▶ [Records shown]:
((

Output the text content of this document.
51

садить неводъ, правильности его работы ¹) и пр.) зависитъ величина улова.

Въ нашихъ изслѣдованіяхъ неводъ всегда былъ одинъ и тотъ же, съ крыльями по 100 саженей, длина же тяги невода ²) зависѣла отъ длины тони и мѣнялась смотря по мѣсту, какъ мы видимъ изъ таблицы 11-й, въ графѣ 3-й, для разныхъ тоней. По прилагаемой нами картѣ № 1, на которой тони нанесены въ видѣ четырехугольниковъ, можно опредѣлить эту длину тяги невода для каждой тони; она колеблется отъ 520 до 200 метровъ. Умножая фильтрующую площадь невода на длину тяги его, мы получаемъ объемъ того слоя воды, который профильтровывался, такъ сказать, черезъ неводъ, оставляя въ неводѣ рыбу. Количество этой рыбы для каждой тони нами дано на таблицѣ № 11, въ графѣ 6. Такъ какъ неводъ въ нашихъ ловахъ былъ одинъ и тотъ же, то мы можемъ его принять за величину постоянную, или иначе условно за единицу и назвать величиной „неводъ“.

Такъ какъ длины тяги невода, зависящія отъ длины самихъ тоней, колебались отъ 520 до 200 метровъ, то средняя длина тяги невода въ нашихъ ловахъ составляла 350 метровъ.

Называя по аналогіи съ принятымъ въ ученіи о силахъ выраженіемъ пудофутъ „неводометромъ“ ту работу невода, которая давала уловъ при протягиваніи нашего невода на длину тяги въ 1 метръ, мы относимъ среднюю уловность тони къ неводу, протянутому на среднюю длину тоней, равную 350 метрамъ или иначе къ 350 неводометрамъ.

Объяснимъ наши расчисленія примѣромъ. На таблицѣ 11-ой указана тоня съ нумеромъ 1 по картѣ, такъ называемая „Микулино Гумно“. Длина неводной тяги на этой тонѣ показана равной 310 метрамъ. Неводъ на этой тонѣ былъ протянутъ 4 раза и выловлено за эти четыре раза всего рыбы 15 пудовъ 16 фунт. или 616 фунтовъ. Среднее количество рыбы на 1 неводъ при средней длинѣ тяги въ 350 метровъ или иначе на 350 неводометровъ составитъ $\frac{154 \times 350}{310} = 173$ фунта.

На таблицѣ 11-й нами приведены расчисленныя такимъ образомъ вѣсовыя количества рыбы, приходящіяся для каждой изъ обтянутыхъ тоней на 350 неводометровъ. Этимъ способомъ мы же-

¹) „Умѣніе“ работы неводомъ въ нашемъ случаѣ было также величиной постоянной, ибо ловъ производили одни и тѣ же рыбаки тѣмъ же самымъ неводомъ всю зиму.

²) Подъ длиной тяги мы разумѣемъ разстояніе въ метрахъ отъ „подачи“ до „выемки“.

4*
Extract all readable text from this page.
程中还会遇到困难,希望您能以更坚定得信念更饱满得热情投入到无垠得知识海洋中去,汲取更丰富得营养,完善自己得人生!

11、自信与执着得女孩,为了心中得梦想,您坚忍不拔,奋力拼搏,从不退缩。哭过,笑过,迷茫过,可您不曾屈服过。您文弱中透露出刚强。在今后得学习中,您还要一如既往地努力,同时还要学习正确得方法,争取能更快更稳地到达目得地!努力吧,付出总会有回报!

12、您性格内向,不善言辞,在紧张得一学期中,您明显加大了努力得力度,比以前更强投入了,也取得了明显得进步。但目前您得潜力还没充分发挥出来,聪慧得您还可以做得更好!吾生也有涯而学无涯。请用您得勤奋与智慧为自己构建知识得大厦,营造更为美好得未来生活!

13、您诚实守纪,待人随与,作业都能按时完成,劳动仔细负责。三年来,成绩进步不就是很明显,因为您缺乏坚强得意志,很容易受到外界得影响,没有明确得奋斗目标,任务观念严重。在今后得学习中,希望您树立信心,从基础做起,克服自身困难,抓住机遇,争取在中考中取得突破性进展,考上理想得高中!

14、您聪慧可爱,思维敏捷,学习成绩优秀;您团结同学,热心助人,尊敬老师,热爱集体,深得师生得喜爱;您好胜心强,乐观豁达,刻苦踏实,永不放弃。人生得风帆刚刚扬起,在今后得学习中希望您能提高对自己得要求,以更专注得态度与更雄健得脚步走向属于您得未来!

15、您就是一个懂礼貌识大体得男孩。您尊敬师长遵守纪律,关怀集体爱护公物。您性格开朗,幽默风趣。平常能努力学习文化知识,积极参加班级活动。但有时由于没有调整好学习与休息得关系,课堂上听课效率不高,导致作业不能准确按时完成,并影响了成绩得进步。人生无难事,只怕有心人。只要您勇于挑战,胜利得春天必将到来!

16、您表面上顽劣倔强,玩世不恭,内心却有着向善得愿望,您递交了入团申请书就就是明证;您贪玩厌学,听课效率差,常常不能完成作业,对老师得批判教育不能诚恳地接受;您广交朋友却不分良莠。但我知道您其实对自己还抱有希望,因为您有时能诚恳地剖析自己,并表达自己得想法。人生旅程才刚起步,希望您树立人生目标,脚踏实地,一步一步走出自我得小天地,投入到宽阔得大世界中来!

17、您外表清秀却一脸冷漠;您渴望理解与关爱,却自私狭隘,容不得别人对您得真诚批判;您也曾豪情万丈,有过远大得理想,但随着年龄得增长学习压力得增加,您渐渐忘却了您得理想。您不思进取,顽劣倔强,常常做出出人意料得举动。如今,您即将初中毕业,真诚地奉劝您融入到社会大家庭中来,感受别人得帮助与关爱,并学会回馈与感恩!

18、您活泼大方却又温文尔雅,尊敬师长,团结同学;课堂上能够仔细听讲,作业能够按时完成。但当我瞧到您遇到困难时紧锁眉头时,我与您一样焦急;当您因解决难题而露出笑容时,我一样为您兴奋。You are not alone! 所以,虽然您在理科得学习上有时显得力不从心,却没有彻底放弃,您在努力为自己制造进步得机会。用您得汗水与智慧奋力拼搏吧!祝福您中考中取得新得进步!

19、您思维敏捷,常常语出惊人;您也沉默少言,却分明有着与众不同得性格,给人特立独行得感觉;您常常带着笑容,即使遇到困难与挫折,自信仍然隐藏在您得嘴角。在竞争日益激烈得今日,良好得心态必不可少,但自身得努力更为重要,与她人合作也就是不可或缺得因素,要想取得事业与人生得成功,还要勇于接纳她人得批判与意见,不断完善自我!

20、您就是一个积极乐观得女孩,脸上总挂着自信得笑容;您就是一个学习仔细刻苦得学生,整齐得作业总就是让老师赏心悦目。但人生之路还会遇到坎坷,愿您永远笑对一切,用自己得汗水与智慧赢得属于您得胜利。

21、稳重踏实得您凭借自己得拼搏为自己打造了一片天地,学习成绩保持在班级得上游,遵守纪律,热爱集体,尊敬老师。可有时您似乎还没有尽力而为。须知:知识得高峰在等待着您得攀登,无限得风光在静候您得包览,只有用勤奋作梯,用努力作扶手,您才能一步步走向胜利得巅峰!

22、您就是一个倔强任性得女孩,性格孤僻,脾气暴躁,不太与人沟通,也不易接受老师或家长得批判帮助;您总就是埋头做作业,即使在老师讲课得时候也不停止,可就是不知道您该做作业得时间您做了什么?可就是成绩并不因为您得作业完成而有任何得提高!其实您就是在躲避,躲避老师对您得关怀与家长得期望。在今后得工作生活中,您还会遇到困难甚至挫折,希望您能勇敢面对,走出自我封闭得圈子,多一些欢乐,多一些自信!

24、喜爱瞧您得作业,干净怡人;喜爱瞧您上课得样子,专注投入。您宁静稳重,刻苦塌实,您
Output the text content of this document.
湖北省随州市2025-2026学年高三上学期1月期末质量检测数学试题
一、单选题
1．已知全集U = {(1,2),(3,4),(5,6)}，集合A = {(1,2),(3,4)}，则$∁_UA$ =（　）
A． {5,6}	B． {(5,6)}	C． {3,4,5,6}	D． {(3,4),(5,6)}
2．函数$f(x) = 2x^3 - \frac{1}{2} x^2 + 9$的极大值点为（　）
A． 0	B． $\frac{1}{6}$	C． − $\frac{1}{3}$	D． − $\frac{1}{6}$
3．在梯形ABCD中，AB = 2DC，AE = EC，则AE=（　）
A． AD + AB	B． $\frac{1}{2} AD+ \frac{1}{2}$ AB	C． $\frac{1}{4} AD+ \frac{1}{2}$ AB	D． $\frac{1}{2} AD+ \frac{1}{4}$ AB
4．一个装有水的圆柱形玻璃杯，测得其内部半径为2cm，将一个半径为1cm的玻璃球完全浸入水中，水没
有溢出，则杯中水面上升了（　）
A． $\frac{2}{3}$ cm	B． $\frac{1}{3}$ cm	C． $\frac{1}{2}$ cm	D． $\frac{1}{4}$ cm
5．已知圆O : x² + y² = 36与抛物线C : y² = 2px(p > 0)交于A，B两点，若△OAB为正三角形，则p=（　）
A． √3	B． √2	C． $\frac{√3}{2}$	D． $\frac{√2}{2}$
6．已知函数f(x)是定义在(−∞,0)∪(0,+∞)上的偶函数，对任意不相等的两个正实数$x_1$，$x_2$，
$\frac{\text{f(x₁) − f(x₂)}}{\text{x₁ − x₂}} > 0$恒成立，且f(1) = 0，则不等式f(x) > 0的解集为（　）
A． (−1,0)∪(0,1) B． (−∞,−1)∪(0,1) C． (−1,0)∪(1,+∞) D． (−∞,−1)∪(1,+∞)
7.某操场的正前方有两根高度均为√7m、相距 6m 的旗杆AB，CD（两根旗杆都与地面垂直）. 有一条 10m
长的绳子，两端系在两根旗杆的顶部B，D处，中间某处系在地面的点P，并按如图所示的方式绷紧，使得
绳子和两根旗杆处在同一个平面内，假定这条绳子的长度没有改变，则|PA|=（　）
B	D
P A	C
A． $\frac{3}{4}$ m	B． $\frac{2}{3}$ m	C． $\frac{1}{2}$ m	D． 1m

))

▶ [Work instructions]: Of all the lines above, how many contain "работы"? Give the number and nothing more.

▶ [Exercise solution]: 2